→ GIVEN EXERCISE:
Count, in the entries below, the lines in which "subtitle" occurs. Give the number, nothing more.

→ MATERIAL:
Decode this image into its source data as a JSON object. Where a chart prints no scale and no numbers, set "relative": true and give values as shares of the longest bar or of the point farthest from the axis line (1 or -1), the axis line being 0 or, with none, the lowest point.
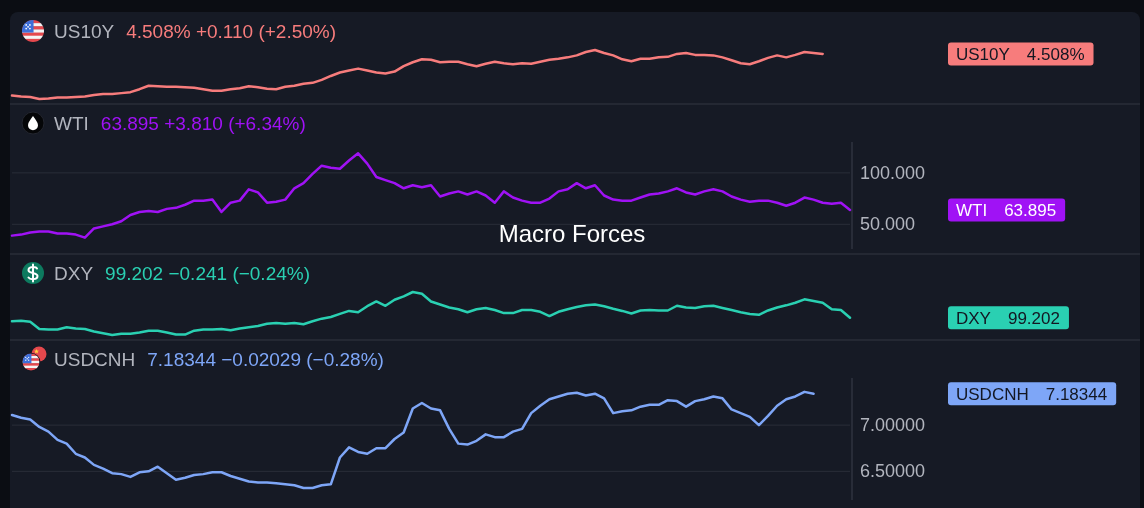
{
  "chart_data": [
    {
      "type": "line",
      "title": "US10Y",
      "subtitle": "4.508% +0.110 (+2.50%)",
      "relative": true,
      "categories": [
        null,
        null,
        null,
        null,
        null,
        null,
        null,
        null,
        null,
        null,
        null,
        null,
        null,
        null,
        null,
        null,
        null,
        null,
        null,
        null,
        null,
        null,
        null,
        null,
        null,
        null,
        null,
        null,
        null,
        null,
        null,
        null,
        null,
        null,
        null,
        null,
        null,
        null,
        null,
        null,
        null,
        null,
        null,
        null,
        null,
        null,
        null,
        null,
        null,
        null,
        null,
        null,
        null,
        null,
        null,
        null,
        null,
        null,
        null,
        null,
        null,
        null,
        null,
        null,
        null,
        null,
        null,
        null,
        null,
        null,
        null,
        null,
        null,
        null,
        null,
        null,
        null,
        null,
        null,
        null,
        null,
        null,
        null,
        null,
        null,
        null,
        null,
        null,
        null,
        null,
        null,
        null,
        null
      ],
      "series": [
        {
          "name": "US10Y",
          "color": "#f77c7c",
          "values": [
            0.07,
            0.05,
            0.04,
            0,
            0.01,
            0.03,
            0.03,
            0.04,
            0.05,
            0.08,
            0.1,
            0.1,
            0.12,
            0.14,
            0.2,
            0.27,
            0.26,
            0.25,
            0.25,
            0.24,
            0.23,
            0.2,
            0.17,
            0.17,
            0.2,
            0.22,
            0.26,
            0.24,
            0.21,
            0.2,
            0.25,
            0.27,
            0.31,
            0.33,
            0.39,
            0.47,
            0.54,
            0.58,
            0.62,
            0.58,
            0.54,
            0.52,
            0.56,
            0.67,
            0.75,
            0.81,
            0.8,
            0.75,
            0.76,
            0.76,
            0.71,
            0.67,
            0.72,
            0.76,
            0.73,
            0.71,
            0.73,
            0.72,
            0.76,
            0.8,
            0.82,
            0.85,
            0.89,
            0.96,
            1,
            0.94,
            0.89,
            0.81,
            0.77,
            0.82,
            0.82,
            0.85,
            0.86,
            0.92,
            0.94,
            0.9,
            0.9,
            0.89,
            0.85,
            0.79,
            0.73,
            0.71,
            0.77,
            0.84,
            0.89,
            0.85,
            0.9,
            0.96,
            0.94,
            0.92,
            null,
            null,
            null
          ]
        }
      ],
      "annotations": [
        {
          "text": "4.508%"
        }
      ]
    },
    {
      "type": "line",
      "title": "WTI",
      "subtitle": "63.895 +3.810 (+6.34%)",
      "ylim": [
        26,
        130
      ],
      "yticks": [
        {
          "value": 100,
          "label": "100.000"
        },
        {
          "value": 50,
          "label": "50.000"
        }
      ],
      "grid": "y",
      "tick_labels": "y",
      "categories": [
        null,
        null,
        null,
        null,
        null,
        null,
        null,
        null,
        null,
        null,
        null,
        null,
        null,
        null,
        null,
        null,
        null,
        null,
        null,
        null,
        null,
        null,
        null,
        null,
        null,
        null,
        null,
        null,
        null,
        null,
        null,
        null,
        null,
        null,
        null,
        null,
        null,
        null,
        null,
        null,
        null,
        null,
        null,
        null,
        null,
        null,
        null,
        null,
        null,
        null,
        null,
        null,
        null,
        null,
        null,
        null,
        null,
        null,
        null,
        null,
        null,
        null,
        null,
        null,
        null,
        null,
        null,
        null,
        null,
        null,
        null,
        null,
        null,
        null,
        null,
        null,
        null,
        null,
        null,
        null,
        null,
        null,
        null,
        null,
        null,
        null,
        null,
        null,
        null,
        null,
        null,
        null,
        null
      ],
      "series": [
        {
          "name": "WTI",
          "color": "#a012f5",
          "values": [
            39,
            40,
            42,
            43,
            43,
            41,
            41,
            40,
            37,
            46,
            48,
            50,
            53,
            59,
            62,
            63,
            62,
            65,
            66,
            69,
            73,
            73,
            74,
            62,
            71,
            73,
            84,
            81,
            71,
            72,
            74,
            85,
            90,
            99,
            107,
            105,
            104,
            112,
            119,
            109,
            96,
            93,
            90,
            85,
            88,
            86,
            88,
            77,
            80,
            82,
            79,
            82,
            78,
            71,
            82,
            76,
            73,
            71,
            71,
            75,
            82,
            84,
            90,
            85,
            88,
            78,
            74,
            73,
            73,
            76,
            79,
            80,
            82,
            85,
            81,
            79,
            82,
            84,
            82,
            77,
            74,
            72,
            73,
            73,
            71,
            68,
            71,
            76,
            74,
            71,
            70,
            71,
            63.895
          ]
        }
      ],
      "annotations": [
        "Macro Forces",
        {
          "text": "63.895"
        }
      ]
    },
    {
      "type": "line",
      "title": "DXY",
      "subtitle": "99.202 −0.241 (−0.24%)",
      "relative": true,
      "categories": [
        null,
        null,
        null,
        null,
        null,
        null,
        null,
        null,
        null,
        null,
        null,
        null,
        null,
        null,
        null,
        null,
        null,
        null,
        null,
        null,
        null,
        null,
        null,
        null,
        null,
        null,
        null,
        null,
        null,
        null,
        null,
        null,
        null,
        null,
        null,
        null,
        null,
        null,
        null,
        null,
        null,
        null,
        null,
        null,
        null,
        null,
        null,
        null,
        null,
        null,
        null,
        null,
        null,
        null,
        null,
        null,
        null,
        null,
        null,
        null,
        null,
        null,
        null,
        null,
        null,
        null,
        null,
        null,
        null,
        null,
        null,
        null,
        null,
        null,
        null,
        null,
        null,
        null,
        null,
        null,
        null,
        null,
        null,
        null,
        null,
        null,
        null,
        null,
        null,
        null,
        null,
        null,
        null
      ],
      "series": [
        {
          "name": "DXY",
          "color": "#2ad0b2",
          "values": [
            0.32,
            0.33,
            0.31,
            0.14,
            0.13,
            0.13,
            0.18,
            0.15,
            0.14,
            0.08,
            0.04,
            0,
            0.03,
            0.03,
            0.06,
            0.1,
            0.1,
            0.06,
            0.01,
            0.01,
            0.1,
            0.13,
            0.13,
            0.14,
            0.11,
            0.15,
            0.18,
            0.21,
            0.26,
            0.28,
            0.26,
            0.28,
            0.25,
            0.32,
            0.38,
            0.42,
            0.49,
            0.56,
            0.53,
            0.67,
            0.78,
            0.68,
            0.82,
            0.9,
            1,
            0.96,
            0.78,
            0.71,
            0.64,
            0.6,
            0.53,
            0.6,
            0.63,
            0.58,
            0.51,
            0.51,
            0.58,
            0.58,
            0.54,
            0.44,
            0.54,
            0.6,
            0.65,
            0.69,
            0.71,
            0.67,
            0.61,
            0.56,
            0.5,
            0.57,
            0.58,
            0.57,
            0.57,
            0.68,
            0.64,
            0.63,
            0.67,
            0.68,
            0.63,
            0.58,
            0.53,
            0.49,
            0.47,
            0.57,
            0.64,
            0.69,
            0.75,
            0.83,
            0.79,
            0.75,
            0.6,
            0.58,
            0.4
          ]
        }
      ],
      "annotations": [
        {
          "text": "99.202"
        }
      ]
    },
    {
      "type": "line",
      "title": "USDCNH",
      "subtitle": "7.18344 −0.02029 (−0.28%)",
      "ylim": [
        6.19,
        7.51
      ],
      "yticks": [
        {
          "value": 7,
          "label": "7.00000"
        },
        {
          "value": 6.5,
          "label": "6.50000"
        }
      ],
      "grid": "y",
      "tick_labels": "y",
      "categories": [
        null,
        null,
        null,
        null,
        null,
        null,
        null,
        null,
        null,
        null,
        null,
        null,
        null,
        null,
        null,
        null,
        null,
        null,
        null,
        null,
        null,
        null,
        null,
        null,
        null,
        null,
        null,
        null,
        null,
        null,
        null,
        null,
        null,
        null,
        null,
        null,
        null,
        null,
        null,
        null,
        null,
        null,
        null,
        null,
        null,
        null,
        null,
        null,
        null,
        null,
        null,
        null,
        null,
        null,
        null,
        null,
        null,
        null,
        null,
        null,
        null,
        null,
        null,
        null,
        null,
        null,
        null,
        null,
        null,
        null,
        null,
        null,
        null,
        null,
        null,
        null,
        null,
        null,
        null,
        null,
        null,
        null,
        null,
        null,
        null,
        null,
        null,
        null,
        null,
        null,
        null,
        null,
        null
      ],
      "series": [
        {
          "name": "USDCNH",
          "color": "#7ea6f7",
          "values": [
            7.11,
            7.08,
            7.06,
            6.98,
            6.93,
            6.84,
            6.8,
            6.69,
            6.65,
            6.57,
            6.53,
            6.48,
            6.47,
            6.44,
            6.49,
            6.5,
            6.55,
            6.48,
            6.41,
            6.43,
            6.46,
            6.47,
            6.49,
            6.49,
            6.45,
            6.42,
            6.39,
            6.38,
            6.38,
            6.37,
            6.36,
            6.35,
            6.32,
            6.32,
            6.35,
            6.36,
            6.65,
            6.76,
            6.71,
            6.69,
            6.75,
            6.75,
            6.85,
            6.92,
            7.18,
            7.24,
            7.18,
            7.16,
            6.96,
            6.8,
            6.79,
            6.83,
            6.9,
            6.87,
            6.87,
            6.93,
            6.96,
            7.13,
            7.21,
            7.28,
            7.31,
            7.34,
            7.35,
            7.32,
            7.34,
            7.29,
            7.13,
            7.15,
            7.16,
            7.2,
            7.22,
            7.22,
            7.27,
            7.26,
            7.2,
            7.26,
            7.28,
            7.31,
            7.29,
            7.17,
            7.13,
            7.09,
            7.0,
            7.1,
            7.21,
            7.28,
            7.31,
            7.36,
            7.34,
            null,
            null,
            null,
            null
          ]
        }
      ],
      "annotations": [
        {
          "text": "7.18344"
        }
      ]
    }
  ]
}
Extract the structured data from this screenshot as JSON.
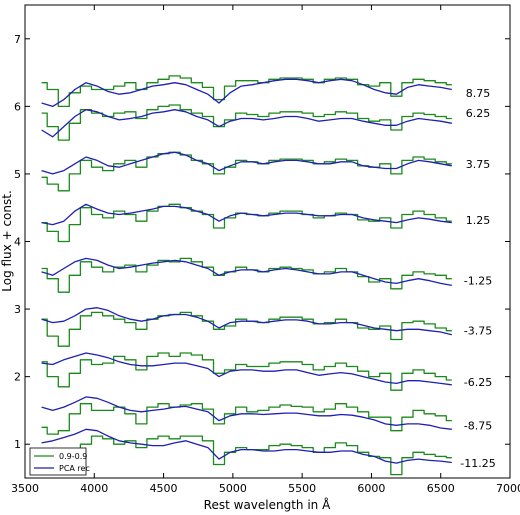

→ RESPONSE TO THE TASK:
4